* _Directive_
In the data, extract each line that holds the string "against".

(Extracted records)
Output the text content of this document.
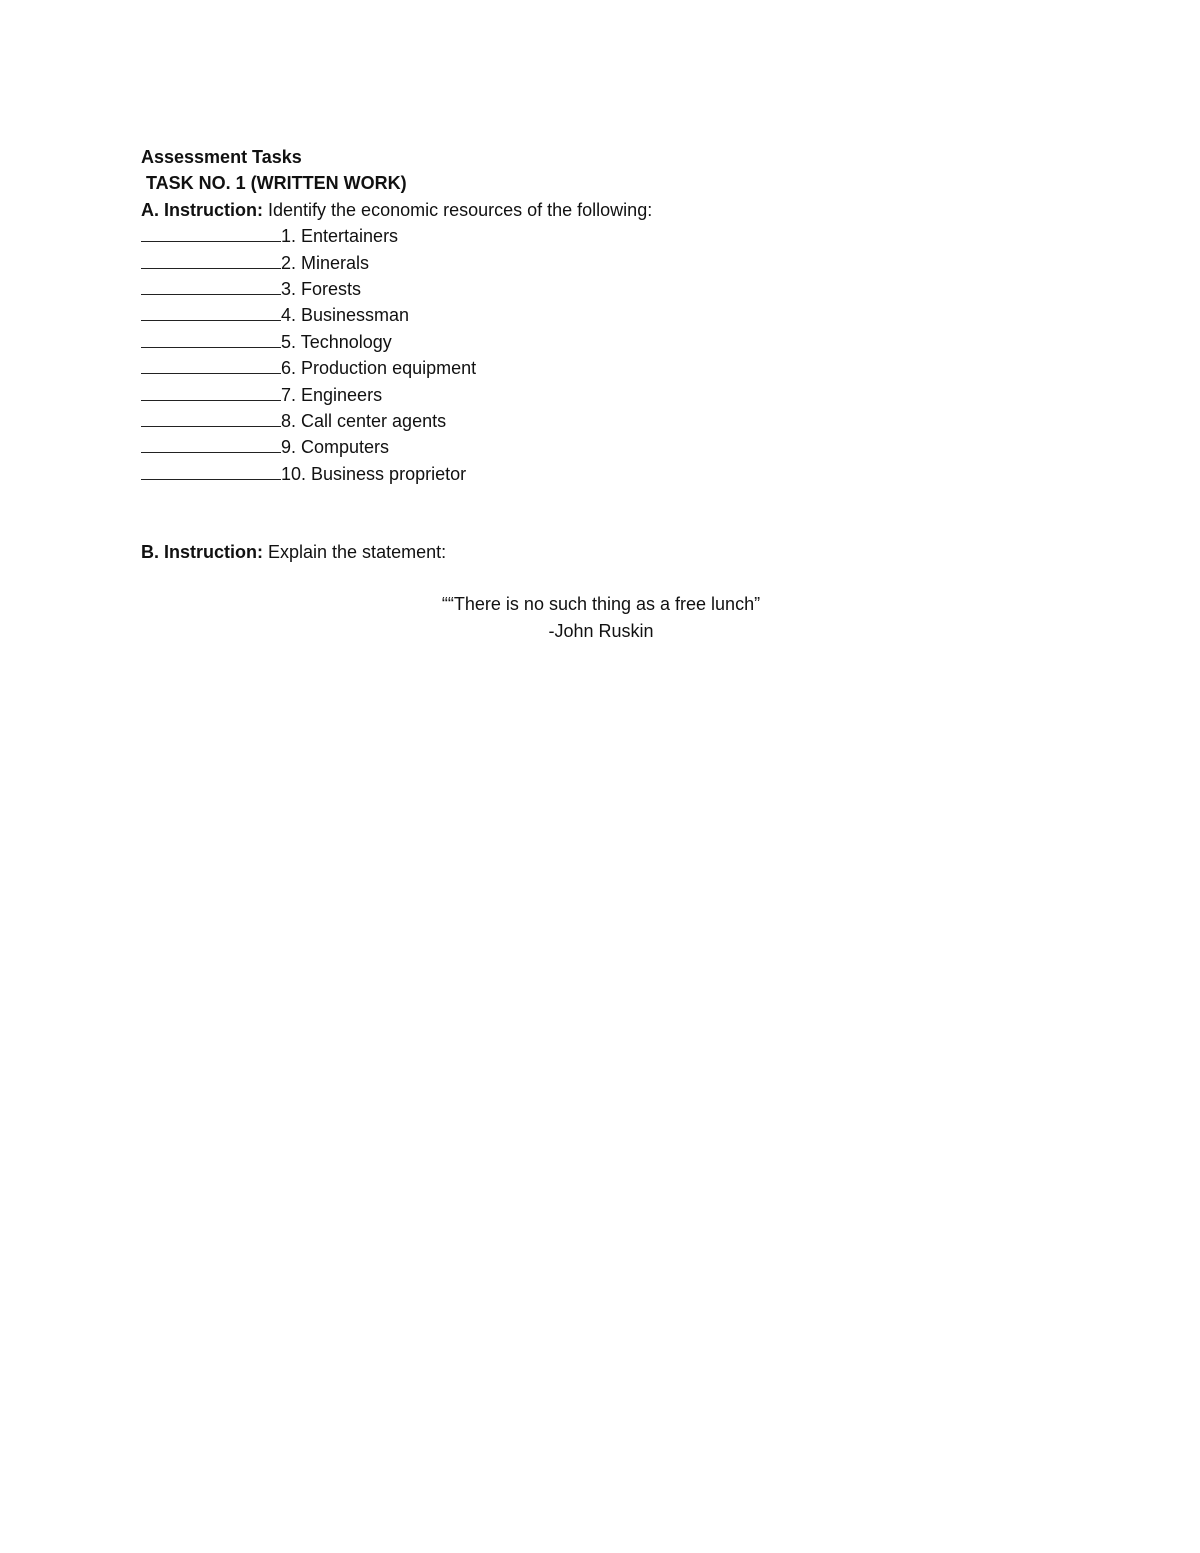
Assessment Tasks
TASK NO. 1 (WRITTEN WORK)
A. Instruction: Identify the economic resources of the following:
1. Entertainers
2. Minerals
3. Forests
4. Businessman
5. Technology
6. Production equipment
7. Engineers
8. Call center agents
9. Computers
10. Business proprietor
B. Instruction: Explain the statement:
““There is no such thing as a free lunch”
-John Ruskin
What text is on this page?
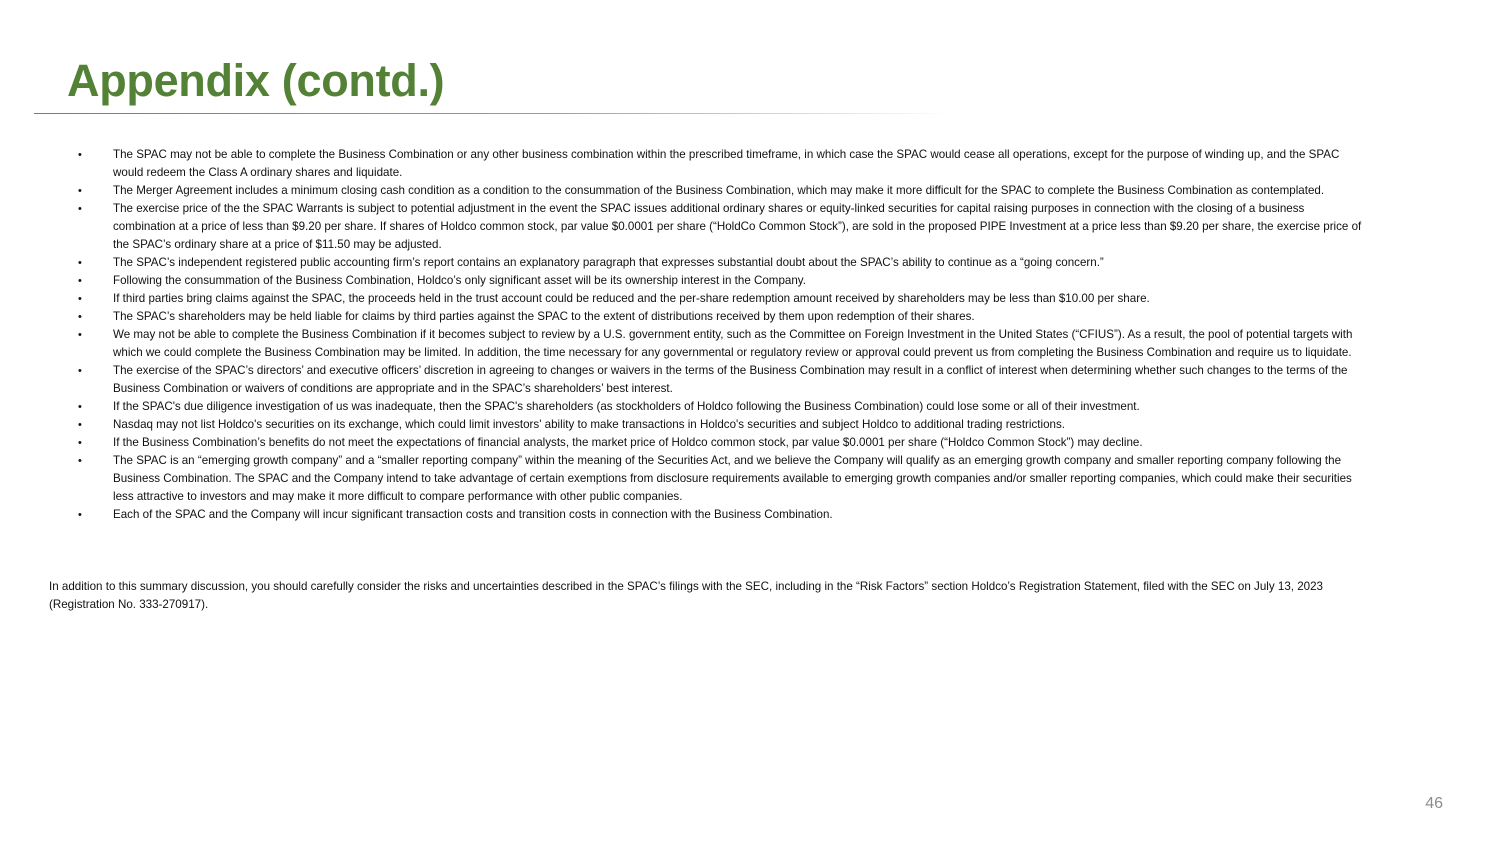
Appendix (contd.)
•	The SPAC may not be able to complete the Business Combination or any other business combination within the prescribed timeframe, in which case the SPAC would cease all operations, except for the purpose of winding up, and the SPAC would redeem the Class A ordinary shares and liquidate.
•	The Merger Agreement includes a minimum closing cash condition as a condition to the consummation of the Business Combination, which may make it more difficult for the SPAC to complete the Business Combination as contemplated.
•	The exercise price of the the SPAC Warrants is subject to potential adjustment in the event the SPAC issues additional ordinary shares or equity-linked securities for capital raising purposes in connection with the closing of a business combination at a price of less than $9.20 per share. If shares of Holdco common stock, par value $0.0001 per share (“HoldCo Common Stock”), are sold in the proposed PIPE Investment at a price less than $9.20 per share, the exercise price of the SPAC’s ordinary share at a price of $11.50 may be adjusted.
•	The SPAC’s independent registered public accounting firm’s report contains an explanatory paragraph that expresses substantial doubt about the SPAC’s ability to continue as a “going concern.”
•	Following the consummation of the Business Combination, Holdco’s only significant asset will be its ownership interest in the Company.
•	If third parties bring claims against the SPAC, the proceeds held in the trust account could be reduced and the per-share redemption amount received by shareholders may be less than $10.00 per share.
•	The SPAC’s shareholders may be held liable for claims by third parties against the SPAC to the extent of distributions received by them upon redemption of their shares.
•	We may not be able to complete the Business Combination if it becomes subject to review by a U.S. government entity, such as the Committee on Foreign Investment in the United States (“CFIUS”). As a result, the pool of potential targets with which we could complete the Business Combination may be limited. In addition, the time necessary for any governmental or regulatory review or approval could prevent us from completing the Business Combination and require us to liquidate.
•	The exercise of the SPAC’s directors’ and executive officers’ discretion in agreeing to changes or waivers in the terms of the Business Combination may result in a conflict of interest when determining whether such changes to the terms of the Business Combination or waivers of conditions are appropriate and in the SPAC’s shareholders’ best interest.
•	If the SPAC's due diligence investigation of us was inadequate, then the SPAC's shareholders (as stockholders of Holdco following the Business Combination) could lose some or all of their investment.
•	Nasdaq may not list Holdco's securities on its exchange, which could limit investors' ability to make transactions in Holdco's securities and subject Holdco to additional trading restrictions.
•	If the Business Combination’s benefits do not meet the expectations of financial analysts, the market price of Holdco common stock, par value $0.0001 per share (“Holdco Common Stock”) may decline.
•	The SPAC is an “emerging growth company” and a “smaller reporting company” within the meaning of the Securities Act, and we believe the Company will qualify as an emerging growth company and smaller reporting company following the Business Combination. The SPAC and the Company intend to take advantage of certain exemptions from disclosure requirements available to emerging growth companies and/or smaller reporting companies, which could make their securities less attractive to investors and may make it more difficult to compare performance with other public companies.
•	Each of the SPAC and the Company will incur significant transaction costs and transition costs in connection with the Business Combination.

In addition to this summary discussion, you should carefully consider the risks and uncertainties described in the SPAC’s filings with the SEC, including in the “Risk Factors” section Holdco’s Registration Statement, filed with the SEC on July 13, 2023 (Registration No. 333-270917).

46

==

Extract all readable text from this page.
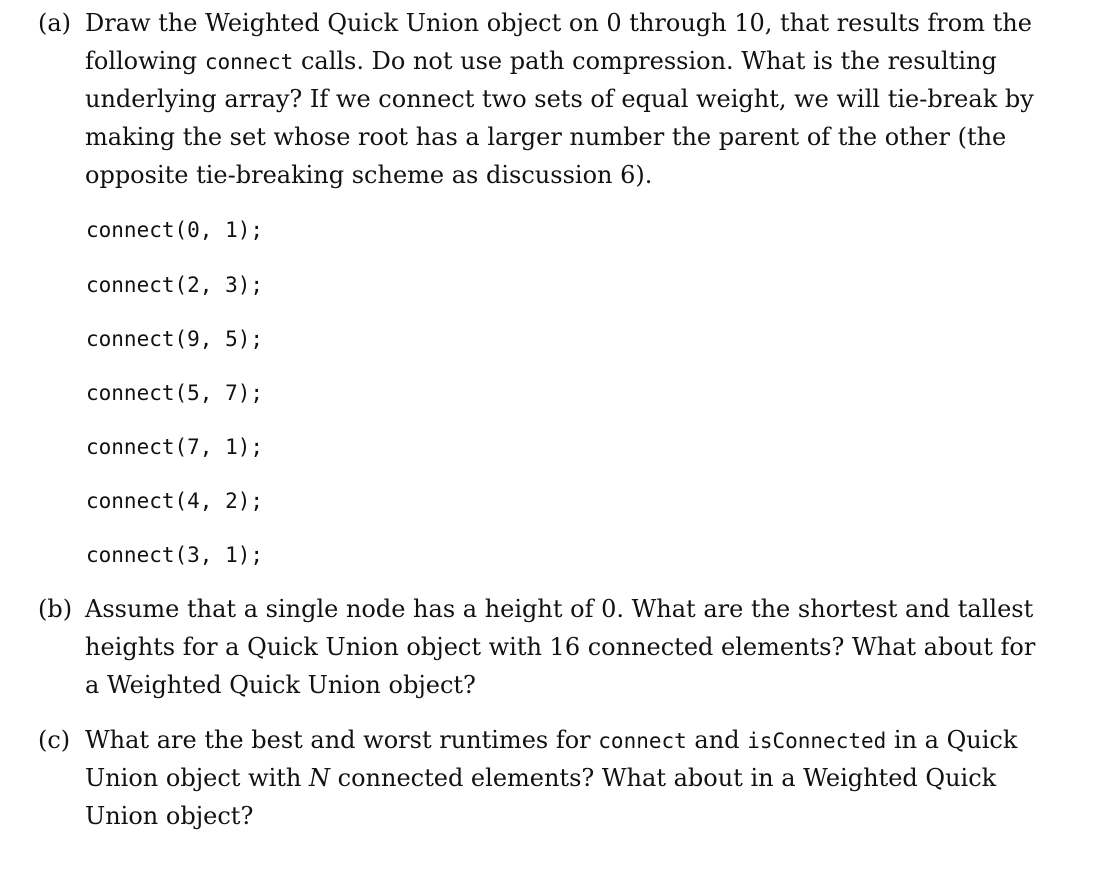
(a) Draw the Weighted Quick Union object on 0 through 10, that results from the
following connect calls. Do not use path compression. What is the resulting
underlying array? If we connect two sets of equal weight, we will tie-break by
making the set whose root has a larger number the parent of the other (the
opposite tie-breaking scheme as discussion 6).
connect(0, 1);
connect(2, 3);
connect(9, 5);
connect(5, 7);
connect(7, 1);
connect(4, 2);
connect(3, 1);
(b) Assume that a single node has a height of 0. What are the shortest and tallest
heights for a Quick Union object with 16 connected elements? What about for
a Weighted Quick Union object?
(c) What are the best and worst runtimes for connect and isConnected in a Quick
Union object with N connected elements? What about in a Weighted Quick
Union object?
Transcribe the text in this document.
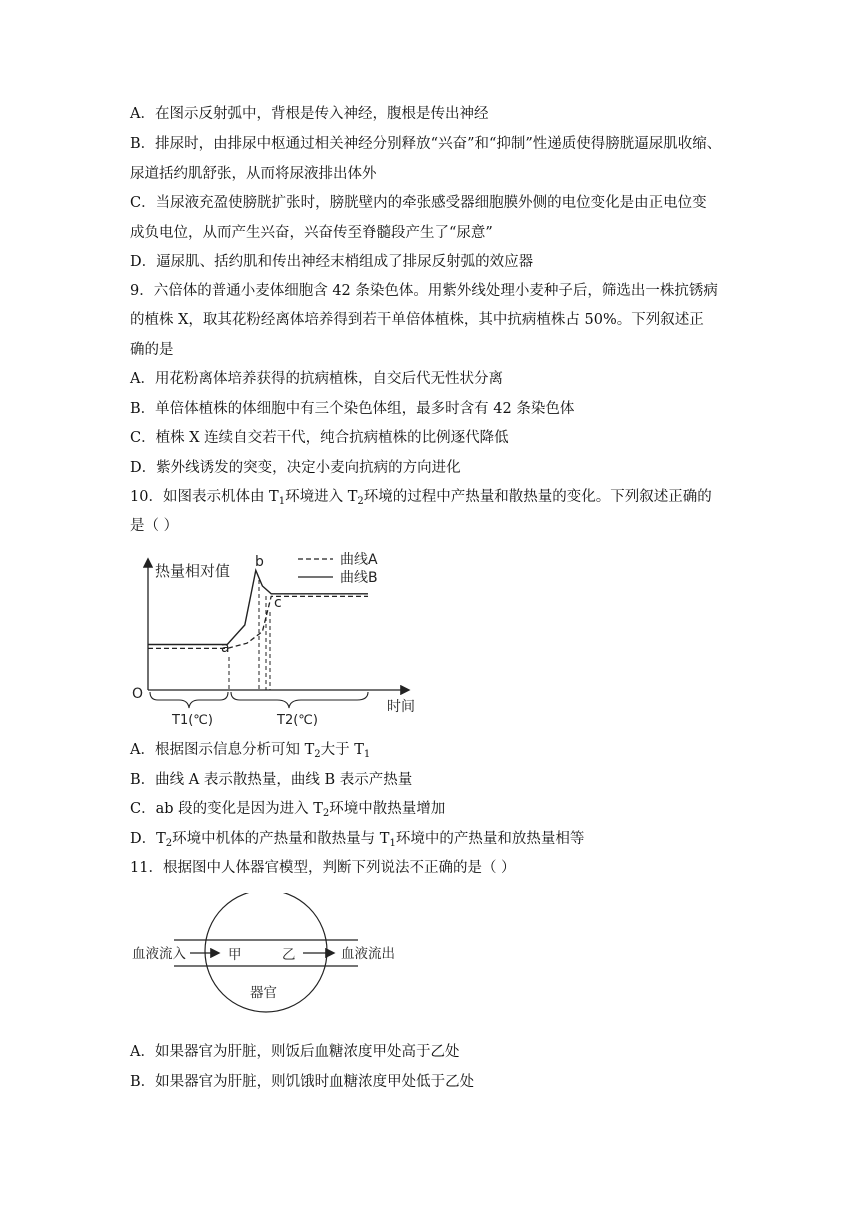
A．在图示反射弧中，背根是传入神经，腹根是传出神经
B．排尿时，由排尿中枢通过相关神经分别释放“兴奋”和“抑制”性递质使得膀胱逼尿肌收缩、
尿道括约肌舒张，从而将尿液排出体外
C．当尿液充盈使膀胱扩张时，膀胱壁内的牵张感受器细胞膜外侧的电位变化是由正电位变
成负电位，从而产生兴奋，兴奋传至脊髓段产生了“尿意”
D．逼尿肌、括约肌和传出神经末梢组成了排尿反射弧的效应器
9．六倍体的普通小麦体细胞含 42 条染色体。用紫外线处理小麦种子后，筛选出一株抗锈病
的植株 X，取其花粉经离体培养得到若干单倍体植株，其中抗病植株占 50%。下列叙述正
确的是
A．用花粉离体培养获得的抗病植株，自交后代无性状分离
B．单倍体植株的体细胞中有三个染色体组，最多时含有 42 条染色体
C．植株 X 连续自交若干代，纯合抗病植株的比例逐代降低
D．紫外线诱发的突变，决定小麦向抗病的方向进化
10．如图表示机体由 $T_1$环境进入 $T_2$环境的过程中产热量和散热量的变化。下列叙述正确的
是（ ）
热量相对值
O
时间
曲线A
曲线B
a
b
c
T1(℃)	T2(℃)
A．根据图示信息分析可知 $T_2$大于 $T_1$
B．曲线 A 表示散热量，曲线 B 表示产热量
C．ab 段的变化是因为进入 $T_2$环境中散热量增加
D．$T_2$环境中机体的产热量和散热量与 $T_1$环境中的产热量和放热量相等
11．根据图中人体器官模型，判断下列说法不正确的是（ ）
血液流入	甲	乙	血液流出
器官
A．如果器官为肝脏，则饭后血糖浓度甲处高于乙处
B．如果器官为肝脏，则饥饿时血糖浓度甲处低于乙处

* _The reply_
•	If third parties bring claims against the SPAC, the proceeds held in the trust account could be reduced and the per-share redemption amount received by shareholders may be less than $10.00 per share.
•	The SPAC’s shareholders may be held liable for claims by third parties against the SPAC to the extent of distributions received by them upon redemption of their shares.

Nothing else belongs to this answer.